◆ Description of the task
Your task is to write out exactly the lines from the line containing "Convert this document image to plain text." through the end of the records, inclusive at both ends.

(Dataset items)
○ ○ ○

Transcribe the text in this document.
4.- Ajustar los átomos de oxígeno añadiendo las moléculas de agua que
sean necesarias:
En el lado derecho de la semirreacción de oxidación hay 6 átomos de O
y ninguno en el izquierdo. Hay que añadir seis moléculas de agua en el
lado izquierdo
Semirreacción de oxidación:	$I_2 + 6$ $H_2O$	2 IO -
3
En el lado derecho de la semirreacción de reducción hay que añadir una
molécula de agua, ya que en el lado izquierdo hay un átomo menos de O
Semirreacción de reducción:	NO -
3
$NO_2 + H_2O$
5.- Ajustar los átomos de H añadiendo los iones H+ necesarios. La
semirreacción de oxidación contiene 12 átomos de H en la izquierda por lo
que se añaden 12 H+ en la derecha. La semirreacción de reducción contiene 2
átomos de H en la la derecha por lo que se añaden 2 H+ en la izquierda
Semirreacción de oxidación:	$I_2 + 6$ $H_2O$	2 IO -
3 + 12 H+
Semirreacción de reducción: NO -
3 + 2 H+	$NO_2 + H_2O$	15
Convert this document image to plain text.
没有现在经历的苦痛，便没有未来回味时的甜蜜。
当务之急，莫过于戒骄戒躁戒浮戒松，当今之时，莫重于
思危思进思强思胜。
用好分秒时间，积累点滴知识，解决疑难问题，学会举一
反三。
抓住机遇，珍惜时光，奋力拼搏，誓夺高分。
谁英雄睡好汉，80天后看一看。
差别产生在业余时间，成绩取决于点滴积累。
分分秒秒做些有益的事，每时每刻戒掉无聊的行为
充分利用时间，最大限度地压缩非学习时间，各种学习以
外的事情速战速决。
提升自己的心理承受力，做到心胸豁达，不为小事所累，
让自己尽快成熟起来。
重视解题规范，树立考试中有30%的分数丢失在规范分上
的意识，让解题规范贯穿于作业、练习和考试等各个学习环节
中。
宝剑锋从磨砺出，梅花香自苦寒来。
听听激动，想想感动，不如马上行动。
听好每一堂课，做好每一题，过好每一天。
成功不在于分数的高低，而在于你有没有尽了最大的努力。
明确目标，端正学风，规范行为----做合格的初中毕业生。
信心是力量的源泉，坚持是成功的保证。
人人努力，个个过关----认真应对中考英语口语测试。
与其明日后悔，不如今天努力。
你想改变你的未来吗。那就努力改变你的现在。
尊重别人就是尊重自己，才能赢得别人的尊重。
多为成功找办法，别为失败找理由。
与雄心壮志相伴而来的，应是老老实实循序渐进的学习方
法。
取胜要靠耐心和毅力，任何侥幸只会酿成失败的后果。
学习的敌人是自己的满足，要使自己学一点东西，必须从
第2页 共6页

○ ○ ○

◆ Output for this task
Convert this document image to plain text.
没有现在经历的苦痛，便没有未来回味时的甜蜜。
当务之急，莫过于戒骄戒躁戒浮戒松，当今之时，莫重于
思危思进思强思胜。
用好分秒时间，积累点滴知识，解决疑难问题，学会举一
反三。
抓住机遇，珍惜时光，奋力拼搏，誓夺高分。
谁英雄睡好汉，80天后看一看。
差别产生在业余时间，成绩取决于点滴积累。
分分秒秒做些有益的事，每时每刻戒掉无聊的行为
充分利用时间，最大限度地压缩非学习时间，各种学习以
外的事情速战速决。
提升自己的心理承受力，做到心胸豁达，不为小事所累，
让自己尽快成熟起来。
重视解题规范，树立考试中有30%的分数丢失在规范分上
的意识，让解题规范贯穿于作业、练习和考试等各个学习环节
中。
宝剑锋从磨砺出，梅花香自苦寒来。
听听激动，想想感动，不如马上行动。
听好每一堂课，做好每一题，过好每一天。
成功不在于分数的高低，而在于你有没有尽了最大的努力。
明确目标，端正学风，规范行为----做合格的初中毕业生。
信心是力量的源泉，坚持是成功的保证。
人人努力，个个过关----认真应对中考英语口语测试。
与其明日后悔，不如今天努力。
你想改变你的未来吗。那就努力改变你的现在。
尊重别人就是尊重自己，才能赢得别人的尊重。
多为成功找办法，别为失败找理由。
与雄心壮志相伴而来的，应是老老实实循序渐进的学习方
法。
取胜要靠耐心和毅力，任何侥幸只会酿成失败的后果。
学习的敌人是自己的满足，要使自己学一点东西，必须从
第2页 共6页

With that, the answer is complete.